» Direction: Look through the material below and give the number of lines holding "Apple", with no other words.

» Supplied data:
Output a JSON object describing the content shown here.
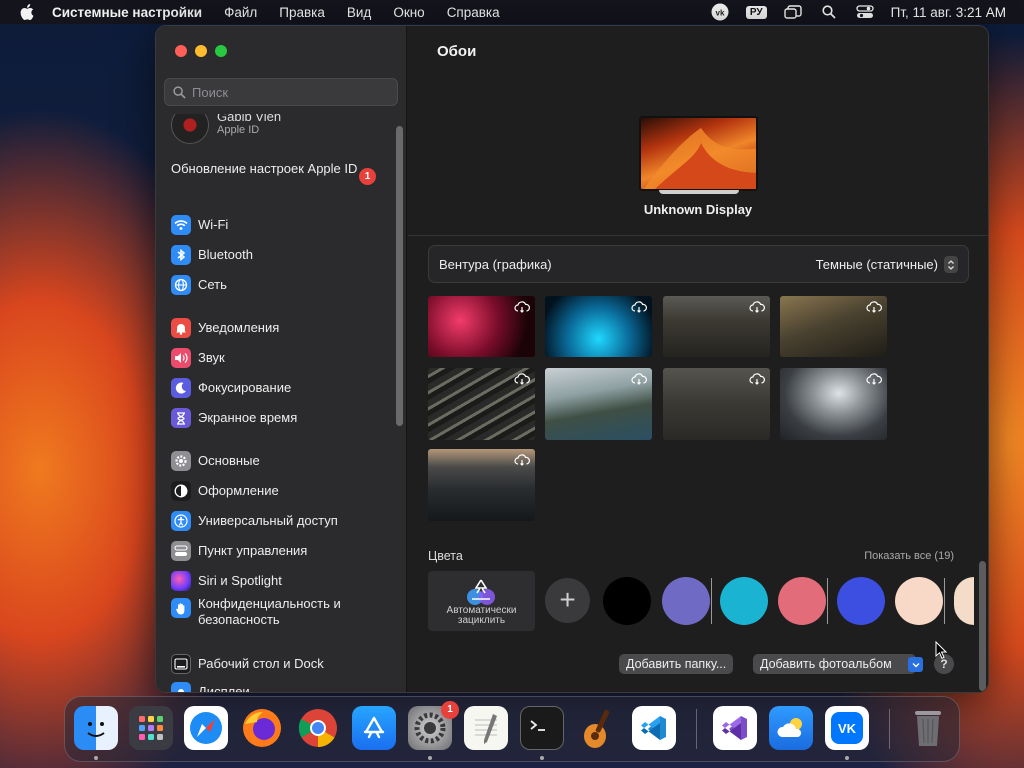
{
  "menubar": {
    "app_name": "Системные настройки",
    "items": [
      "Файл",
      "Правка",
      "Вид",
      "Окно",
      "Справка"
    ],
    "input_lang": "РУ",
    "clock": "Пт, 11 авг.  3:21 AM"
  },
  "sidebar": {
    "search_placeholder": "Поиск",
    "account": {
      "name": "Gabib Vien",
      "sub": "Apple ID"
    },
    "update": {
      "label": "Обновление настроек Apple ID",
      "badge": "1"
    },
    "items": [
      {
        "label": "Wi-Fi",
        "icon": "wifi-icon",
        "color": "#2f8cf6"
      },
      {
        "label": "Bluetooth",
        "icon": "bluetooth-icon",
        "color": "#2f8cf6"
      },
      {
        "label": "Сеть",
        "icon": "globe-icon",
        "color": "#2f8cf6"
      },
      {
        "label": "Уведомления",
        "icon": "bell-icon",
        "color": "#eb4c43"
      },
      {
        "label": "Звук",
        "icon": "speaker-icon",
        "color": "#eb4c6b"
      },
      {
        "label": "Фокусирование",
        "icon": "moon-icon",
        "color": "#5c5ce0"
      },
      {
        "label": "Экранное время",
        "icon": "hourglass-icon",
        "color": "#6a5ad8"
      },
      {
        "label": "Основные",
        "icon": "gear-icon",
        "color": "#8e8e93"
      },
      {
        "label": "Оформление",
        "icon": "appearance-icon",
        "color": "#1c1c1e"
      },
      {
        "label": "Универсальный доступ",
        "icon": "accessibility-icon",
        "color": "#2f8cf6"
      },
      {
        "label": "Пункт управления",
        "icon": "control-center-icon",
        "color": "#8e8e93"
      },
      {
        "label": "Siri и Spotlight",
        "icon": "siri-icon",
        "color": "#c23ad0"
      },
      {
        "label": "Конфиденциальность и безопасность",
        "icon": "hand-icon",
        "color": "#2f8cf6"
      },
      {
        "label": "Рабочий стол и Dock",
        "icon": "dock-icon",
        "color": "#1c1c1e"
      },
      {
        "label": "Дисплеи",
        "icon": "display-icon",
        "color": "#2f8cf6"
      }
    ]
  },
  "main": {
    "title": "Обои",
    "display_name": "Unknown Display",
    "wallpaper_name": "Вентура (графика)",
    "wallpaper_mode": "Темные (статичные)",
    "colors_label": "Цвета",
    "show_all": "Показать все (19)",
    "auto_rotate_label": "Автоматически зациклить",
    "add_folder": "Добавить папку...",
    "add_album": "Добавить фотоальбом",
    "help": "?",
    "swatches": [
      "#000000",
      "#6f6bc4",
      "#1ab4d2",
      "#e26c7a",
      "#3d4fe0",
      "#f8d8c6",
      "#f3dcc8"
    ]
  },
  "dock": {
    "apps": [
      "Finder",
      "Launchpad",
      "Safari",
      "Firefox",
      "Chrome",
      "App Store",
      "System Settings",
      "TextEdit",
      "Terminal",
      "GarageBand",
      "VS Code",
      "Visual Studio",
      "Weather",
      "VK",
      "Trash"
    ],
    "settings_badge": "1"
  }
}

» The response: 2